### THE INPUT
--*--
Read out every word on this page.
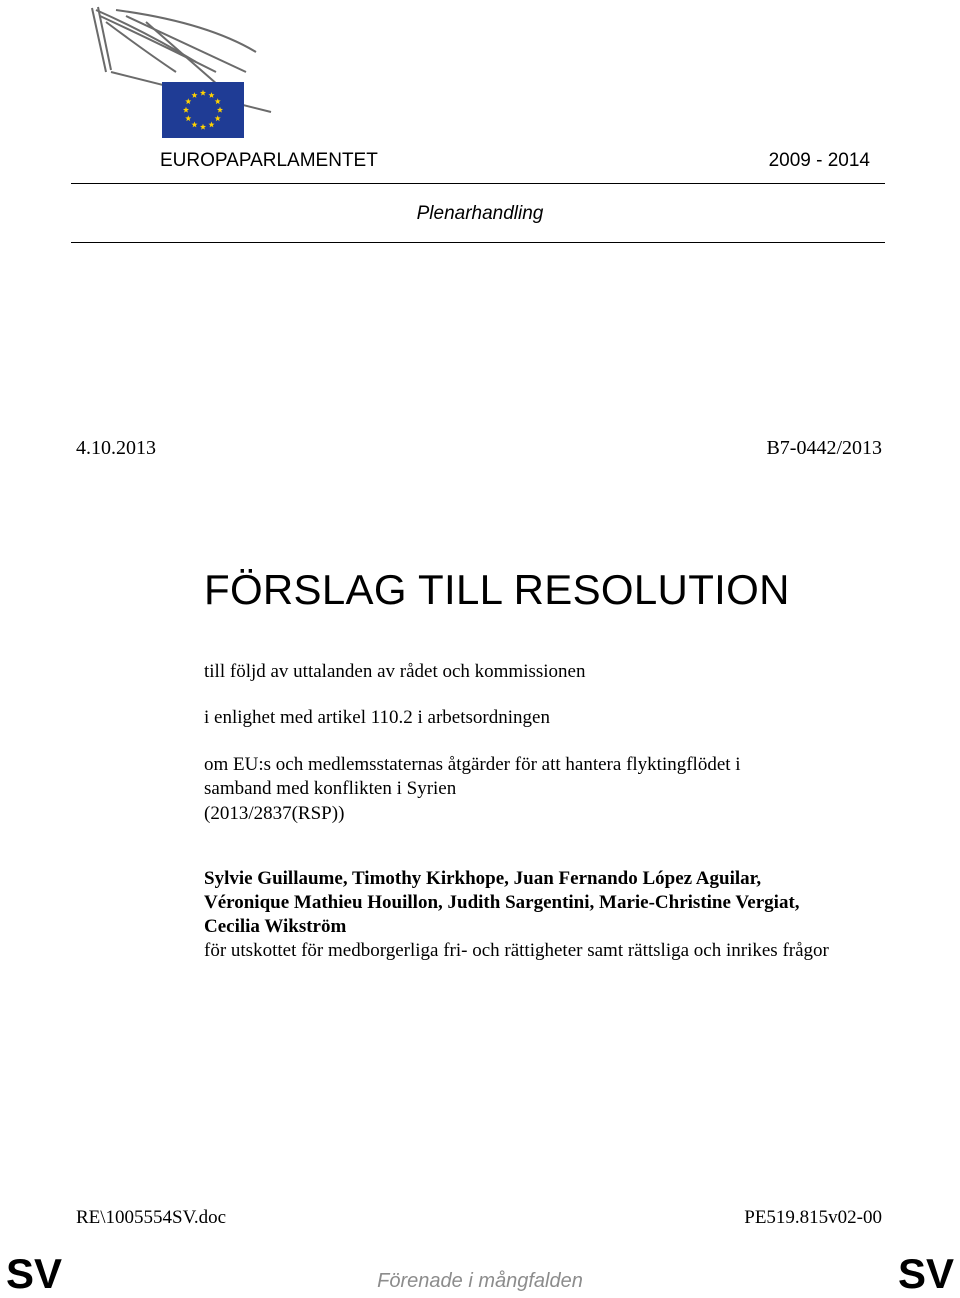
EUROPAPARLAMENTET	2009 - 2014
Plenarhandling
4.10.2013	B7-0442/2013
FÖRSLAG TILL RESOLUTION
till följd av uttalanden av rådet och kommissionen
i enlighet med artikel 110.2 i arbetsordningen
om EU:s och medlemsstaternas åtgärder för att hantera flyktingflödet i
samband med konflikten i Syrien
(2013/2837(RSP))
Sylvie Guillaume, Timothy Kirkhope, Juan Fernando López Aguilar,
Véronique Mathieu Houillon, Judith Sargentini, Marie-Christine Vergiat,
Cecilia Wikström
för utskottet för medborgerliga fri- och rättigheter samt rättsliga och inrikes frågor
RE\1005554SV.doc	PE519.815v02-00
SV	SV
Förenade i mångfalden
--*--
### WORK REQUIRED
Return the whole listing, word for word, and leave out every picture.

### OUTPUT OF THE EXERCISE
Read out every word on this page.
EUROPAPARLAMENTET	2009 - 2014
Plenarhandling
4.10.2013	B7-0442/2013
FÖRSLAG TILL RESOLUTION
till följd av uttalanden av rådet och kommissionen
i enlighet med artikel 110.2 i arbetsordningen
om EU:s och medlemsstaternas åtgärder för att hantera flyktingflödet i
samband med konflikten i Syrien
(2013/2837(RSP))
Sylvie Guillaume, Timothy Kirkhope, Juan Fernando López Aguilar,
Véronique Mathieu Houillon, Judith Sargentini, Marie-Christine Vergiat,
Cecilia Wikström
för utskottet för medborgerliga fri- och rättigheter samt rättsliga och inrikes frågor
RE\1005554SV.doc	PE519.815v02-00
SV	SV
Förenade i mångfalden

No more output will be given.